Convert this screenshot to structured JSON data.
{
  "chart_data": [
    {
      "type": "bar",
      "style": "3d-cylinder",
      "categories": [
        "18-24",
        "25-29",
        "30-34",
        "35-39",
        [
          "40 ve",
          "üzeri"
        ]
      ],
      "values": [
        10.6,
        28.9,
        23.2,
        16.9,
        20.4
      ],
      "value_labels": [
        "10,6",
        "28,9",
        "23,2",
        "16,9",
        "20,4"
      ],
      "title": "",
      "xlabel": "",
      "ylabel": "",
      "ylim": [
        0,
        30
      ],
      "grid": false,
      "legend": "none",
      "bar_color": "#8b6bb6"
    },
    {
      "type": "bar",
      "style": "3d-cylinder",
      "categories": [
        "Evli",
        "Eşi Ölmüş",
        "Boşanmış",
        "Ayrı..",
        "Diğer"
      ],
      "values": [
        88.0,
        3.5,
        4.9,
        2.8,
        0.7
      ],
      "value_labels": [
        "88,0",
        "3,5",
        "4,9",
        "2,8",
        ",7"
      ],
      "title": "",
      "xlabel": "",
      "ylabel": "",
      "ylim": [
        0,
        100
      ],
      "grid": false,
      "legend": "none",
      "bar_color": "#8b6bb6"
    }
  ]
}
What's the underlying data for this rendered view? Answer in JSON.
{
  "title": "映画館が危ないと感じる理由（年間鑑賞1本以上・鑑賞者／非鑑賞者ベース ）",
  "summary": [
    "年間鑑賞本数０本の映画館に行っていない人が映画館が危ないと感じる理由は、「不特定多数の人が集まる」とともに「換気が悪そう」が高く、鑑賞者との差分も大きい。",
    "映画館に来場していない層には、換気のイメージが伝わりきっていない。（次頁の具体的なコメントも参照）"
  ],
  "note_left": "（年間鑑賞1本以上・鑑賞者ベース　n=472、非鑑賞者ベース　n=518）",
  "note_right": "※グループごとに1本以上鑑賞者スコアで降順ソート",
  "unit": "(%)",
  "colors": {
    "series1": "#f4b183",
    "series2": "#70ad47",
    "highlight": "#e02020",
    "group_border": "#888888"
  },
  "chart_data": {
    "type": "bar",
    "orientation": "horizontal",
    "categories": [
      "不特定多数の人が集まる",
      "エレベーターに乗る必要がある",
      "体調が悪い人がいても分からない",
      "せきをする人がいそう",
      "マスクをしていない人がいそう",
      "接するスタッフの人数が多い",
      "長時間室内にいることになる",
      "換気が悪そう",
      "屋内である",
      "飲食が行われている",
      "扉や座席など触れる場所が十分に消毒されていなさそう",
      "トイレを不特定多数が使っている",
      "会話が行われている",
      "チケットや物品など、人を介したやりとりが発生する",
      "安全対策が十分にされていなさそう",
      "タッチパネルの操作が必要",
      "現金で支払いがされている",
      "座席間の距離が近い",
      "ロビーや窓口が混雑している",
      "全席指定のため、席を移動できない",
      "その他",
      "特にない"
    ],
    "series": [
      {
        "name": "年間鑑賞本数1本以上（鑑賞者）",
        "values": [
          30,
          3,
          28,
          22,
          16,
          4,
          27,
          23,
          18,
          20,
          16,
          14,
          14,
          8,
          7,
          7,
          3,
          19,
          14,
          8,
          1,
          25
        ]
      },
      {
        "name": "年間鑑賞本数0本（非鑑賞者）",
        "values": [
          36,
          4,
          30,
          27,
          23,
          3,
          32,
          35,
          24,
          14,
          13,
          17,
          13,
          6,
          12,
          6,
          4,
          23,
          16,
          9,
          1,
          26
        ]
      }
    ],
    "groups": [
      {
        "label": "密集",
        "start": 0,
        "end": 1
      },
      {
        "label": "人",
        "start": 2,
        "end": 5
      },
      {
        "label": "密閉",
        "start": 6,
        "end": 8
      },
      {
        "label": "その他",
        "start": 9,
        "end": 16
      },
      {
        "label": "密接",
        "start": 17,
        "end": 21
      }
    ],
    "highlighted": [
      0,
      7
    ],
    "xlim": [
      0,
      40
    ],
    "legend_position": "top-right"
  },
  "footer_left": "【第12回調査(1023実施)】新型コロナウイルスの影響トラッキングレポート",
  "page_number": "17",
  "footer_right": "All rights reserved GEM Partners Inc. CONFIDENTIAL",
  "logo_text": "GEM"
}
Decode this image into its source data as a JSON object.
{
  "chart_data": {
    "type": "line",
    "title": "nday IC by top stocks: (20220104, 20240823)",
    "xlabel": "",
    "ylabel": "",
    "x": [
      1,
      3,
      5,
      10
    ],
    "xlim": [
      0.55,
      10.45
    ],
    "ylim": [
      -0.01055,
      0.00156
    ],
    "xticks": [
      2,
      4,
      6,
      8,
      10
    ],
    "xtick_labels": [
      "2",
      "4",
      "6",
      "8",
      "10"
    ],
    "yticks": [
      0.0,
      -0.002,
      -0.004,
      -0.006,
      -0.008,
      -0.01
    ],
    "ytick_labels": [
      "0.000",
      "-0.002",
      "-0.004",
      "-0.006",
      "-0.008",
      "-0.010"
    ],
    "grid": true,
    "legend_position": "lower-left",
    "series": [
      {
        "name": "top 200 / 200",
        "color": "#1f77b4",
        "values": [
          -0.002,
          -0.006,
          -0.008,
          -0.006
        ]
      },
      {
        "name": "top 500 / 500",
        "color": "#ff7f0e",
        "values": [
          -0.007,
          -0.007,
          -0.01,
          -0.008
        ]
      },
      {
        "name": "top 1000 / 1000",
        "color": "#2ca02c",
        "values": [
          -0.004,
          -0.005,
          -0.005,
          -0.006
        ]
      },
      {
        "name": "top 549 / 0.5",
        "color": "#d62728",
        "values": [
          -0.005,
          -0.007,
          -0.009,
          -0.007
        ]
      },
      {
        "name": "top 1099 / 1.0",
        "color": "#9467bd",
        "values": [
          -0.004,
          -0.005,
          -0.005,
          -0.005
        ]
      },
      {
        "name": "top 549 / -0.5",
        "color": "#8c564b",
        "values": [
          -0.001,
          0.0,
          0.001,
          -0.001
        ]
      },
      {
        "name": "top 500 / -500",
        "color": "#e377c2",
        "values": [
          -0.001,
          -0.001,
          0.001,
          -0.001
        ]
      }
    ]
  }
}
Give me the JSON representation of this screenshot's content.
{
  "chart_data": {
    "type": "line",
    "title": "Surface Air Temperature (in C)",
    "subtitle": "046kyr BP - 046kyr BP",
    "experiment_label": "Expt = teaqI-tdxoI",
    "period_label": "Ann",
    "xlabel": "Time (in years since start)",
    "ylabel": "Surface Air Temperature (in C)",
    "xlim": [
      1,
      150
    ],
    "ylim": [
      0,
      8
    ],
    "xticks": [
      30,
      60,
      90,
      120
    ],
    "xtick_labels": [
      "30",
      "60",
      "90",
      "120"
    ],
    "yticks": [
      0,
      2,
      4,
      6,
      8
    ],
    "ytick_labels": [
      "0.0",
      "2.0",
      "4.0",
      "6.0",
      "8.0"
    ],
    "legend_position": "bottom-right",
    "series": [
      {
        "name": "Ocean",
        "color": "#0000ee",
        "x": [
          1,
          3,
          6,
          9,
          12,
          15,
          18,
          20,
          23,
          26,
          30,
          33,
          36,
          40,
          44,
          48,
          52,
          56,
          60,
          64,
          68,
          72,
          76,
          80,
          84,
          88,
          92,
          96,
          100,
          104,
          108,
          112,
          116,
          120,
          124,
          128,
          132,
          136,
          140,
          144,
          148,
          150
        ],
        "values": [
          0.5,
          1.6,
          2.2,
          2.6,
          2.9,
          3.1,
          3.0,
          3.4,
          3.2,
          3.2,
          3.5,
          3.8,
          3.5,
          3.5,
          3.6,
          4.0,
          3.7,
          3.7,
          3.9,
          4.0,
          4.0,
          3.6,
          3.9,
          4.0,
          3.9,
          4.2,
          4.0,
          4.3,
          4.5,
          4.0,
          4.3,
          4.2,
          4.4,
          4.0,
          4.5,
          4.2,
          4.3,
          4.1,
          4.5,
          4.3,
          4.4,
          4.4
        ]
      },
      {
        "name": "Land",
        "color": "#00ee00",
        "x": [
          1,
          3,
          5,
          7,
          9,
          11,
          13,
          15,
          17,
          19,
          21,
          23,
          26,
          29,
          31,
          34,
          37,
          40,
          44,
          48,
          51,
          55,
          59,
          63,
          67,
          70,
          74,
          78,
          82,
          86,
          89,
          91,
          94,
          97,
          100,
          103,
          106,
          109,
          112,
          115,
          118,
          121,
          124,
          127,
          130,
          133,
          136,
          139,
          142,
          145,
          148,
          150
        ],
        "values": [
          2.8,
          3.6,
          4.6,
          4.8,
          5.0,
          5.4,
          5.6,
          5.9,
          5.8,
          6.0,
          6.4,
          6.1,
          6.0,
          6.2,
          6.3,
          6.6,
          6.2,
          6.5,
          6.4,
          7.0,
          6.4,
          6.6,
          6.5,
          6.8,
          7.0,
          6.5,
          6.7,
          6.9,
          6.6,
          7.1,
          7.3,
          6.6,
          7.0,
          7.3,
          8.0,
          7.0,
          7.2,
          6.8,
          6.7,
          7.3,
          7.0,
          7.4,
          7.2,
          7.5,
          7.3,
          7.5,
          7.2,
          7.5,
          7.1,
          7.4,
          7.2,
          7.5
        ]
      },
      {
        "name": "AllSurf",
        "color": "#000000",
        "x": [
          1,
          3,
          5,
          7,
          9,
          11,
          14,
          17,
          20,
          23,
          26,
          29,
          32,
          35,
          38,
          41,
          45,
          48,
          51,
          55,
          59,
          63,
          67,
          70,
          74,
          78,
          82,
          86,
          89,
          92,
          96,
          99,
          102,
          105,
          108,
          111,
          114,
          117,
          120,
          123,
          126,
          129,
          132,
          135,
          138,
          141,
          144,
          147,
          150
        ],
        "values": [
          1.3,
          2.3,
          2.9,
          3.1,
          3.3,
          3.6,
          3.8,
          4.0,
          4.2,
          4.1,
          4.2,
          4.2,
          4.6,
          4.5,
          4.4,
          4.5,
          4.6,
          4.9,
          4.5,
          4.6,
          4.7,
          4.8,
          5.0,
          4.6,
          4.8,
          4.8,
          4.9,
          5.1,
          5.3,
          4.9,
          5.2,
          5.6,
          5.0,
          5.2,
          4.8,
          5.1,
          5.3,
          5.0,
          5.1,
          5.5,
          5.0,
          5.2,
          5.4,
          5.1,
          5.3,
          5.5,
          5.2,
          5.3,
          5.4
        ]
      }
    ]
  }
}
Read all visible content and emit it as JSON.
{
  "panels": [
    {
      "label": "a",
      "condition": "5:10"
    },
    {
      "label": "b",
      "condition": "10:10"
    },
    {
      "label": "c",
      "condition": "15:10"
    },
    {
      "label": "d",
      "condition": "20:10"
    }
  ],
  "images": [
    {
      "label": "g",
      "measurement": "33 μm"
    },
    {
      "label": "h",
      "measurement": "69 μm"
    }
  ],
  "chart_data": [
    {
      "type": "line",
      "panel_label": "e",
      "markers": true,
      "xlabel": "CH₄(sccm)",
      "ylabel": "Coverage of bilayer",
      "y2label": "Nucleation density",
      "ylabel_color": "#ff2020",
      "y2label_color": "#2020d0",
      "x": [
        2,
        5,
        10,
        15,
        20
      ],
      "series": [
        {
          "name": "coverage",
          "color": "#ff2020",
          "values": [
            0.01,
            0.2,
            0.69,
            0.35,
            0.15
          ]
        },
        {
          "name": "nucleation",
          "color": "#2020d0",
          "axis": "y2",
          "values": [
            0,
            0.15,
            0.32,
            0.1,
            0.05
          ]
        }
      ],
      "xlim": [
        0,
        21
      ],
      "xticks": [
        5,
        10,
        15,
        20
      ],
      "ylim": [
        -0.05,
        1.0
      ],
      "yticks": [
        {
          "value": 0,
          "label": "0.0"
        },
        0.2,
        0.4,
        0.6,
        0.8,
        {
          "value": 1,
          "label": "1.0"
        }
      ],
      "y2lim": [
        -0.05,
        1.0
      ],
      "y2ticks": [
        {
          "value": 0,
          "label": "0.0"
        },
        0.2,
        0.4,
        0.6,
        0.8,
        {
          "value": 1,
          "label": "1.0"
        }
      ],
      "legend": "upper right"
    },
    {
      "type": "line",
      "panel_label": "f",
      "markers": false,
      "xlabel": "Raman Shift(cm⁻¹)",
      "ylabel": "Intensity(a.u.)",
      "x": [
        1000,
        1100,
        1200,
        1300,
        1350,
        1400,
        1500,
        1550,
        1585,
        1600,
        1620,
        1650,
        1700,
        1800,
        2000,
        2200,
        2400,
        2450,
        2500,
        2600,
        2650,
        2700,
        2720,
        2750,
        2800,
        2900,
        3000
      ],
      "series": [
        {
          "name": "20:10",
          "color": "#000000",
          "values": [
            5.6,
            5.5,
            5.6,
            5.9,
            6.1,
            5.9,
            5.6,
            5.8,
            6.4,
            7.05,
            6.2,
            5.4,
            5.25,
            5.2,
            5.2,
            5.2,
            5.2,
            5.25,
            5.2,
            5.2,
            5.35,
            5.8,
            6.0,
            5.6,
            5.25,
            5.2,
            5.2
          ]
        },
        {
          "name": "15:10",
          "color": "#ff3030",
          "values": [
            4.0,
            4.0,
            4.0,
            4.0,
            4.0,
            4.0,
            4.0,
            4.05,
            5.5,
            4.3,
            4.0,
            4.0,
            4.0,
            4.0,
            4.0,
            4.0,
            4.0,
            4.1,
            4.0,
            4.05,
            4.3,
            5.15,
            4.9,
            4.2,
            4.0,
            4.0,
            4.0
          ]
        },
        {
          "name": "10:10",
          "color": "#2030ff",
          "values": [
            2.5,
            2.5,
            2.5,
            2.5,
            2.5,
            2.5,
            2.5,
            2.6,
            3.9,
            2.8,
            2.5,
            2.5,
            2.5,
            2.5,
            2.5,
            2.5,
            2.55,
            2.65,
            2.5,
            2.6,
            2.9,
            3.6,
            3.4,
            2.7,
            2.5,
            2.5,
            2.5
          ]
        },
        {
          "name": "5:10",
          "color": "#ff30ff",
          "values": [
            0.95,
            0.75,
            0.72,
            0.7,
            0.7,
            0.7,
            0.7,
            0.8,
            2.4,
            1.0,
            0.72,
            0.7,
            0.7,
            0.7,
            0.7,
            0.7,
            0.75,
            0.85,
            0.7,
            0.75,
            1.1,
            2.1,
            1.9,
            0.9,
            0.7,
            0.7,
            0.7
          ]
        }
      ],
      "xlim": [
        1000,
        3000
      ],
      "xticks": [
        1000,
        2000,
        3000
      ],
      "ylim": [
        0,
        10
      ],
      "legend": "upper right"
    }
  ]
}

* * * * * * *

# What you need to do
In the records above, collect each line with "this".

# Complete response
Convert this screenshot to structured JSON data.
What's the underlying data for this rendered view? Answer in JSON.
Decode this image into its source data as a JSON object.
Give me the JSON representation of this screenshot's content.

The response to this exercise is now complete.